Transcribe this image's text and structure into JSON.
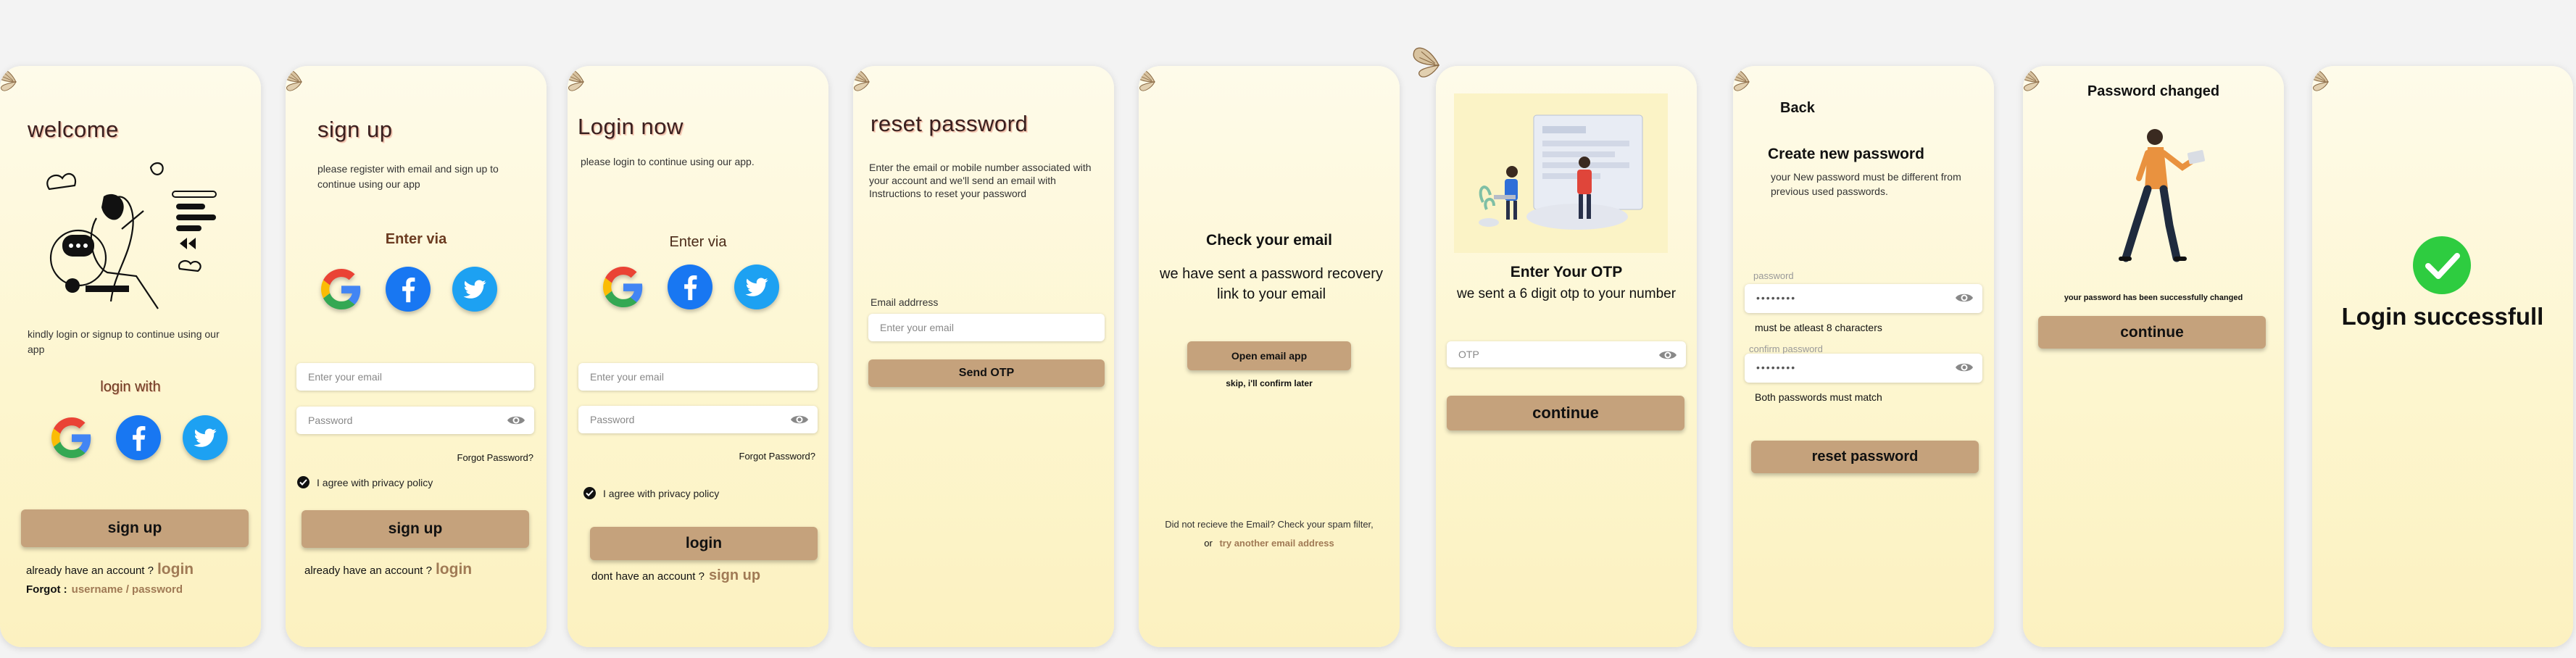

...

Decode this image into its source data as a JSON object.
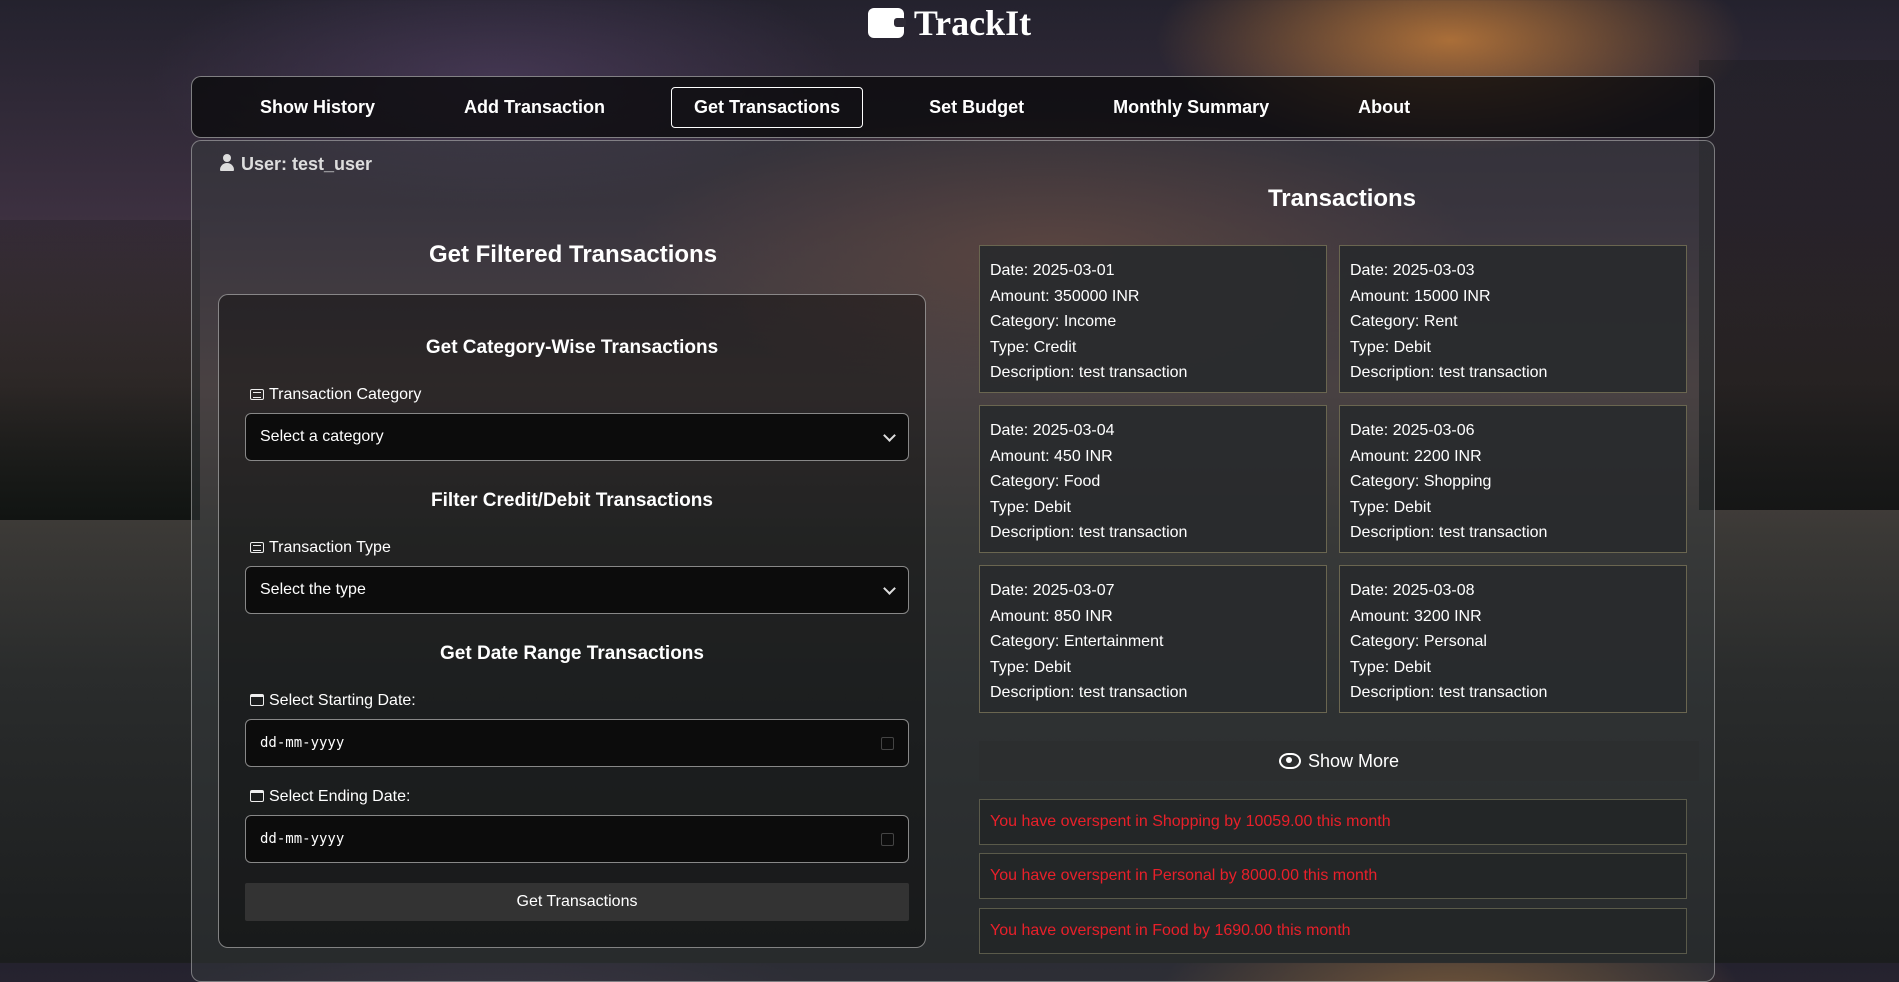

---

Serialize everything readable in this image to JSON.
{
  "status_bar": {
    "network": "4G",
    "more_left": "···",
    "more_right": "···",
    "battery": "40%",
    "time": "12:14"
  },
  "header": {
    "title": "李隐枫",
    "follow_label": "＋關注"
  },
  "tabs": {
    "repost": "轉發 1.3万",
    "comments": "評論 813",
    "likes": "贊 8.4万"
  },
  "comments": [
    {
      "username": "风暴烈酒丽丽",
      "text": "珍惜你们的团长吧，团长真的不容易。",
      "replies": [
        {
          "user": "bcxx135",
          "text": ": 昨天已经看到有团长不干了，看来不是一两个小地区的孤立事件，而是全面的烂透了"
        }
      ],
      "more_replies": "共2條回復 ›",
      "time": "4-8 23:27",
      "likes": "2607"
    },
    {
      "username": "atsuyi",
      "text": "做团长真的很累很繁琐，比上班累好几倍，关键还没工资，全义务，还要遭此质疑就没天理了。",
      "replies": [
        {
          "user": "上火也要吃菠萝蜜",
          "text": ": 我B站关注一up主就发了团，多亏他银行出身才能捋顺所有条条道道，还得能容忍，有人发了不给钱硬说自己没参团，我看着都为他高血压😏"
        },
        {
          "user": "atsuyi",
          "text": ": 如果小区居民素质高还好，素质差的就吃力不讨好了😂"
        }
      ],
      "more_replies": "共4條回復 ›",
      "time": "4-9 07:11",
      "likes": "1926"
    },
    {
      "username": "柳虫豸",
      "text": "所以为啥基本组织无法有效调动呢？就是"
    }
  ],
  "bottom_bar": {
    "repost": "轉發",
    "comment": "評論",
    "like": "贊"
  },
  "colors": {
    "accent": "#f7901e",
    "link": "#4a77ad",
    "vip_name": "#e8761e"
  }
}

PROMPT ::
In the lines above, find each one with "into" and list it.

ANSWER ::
Transcribe this image's text and structure into JSON.
Decode this image into its source data as a JSON object.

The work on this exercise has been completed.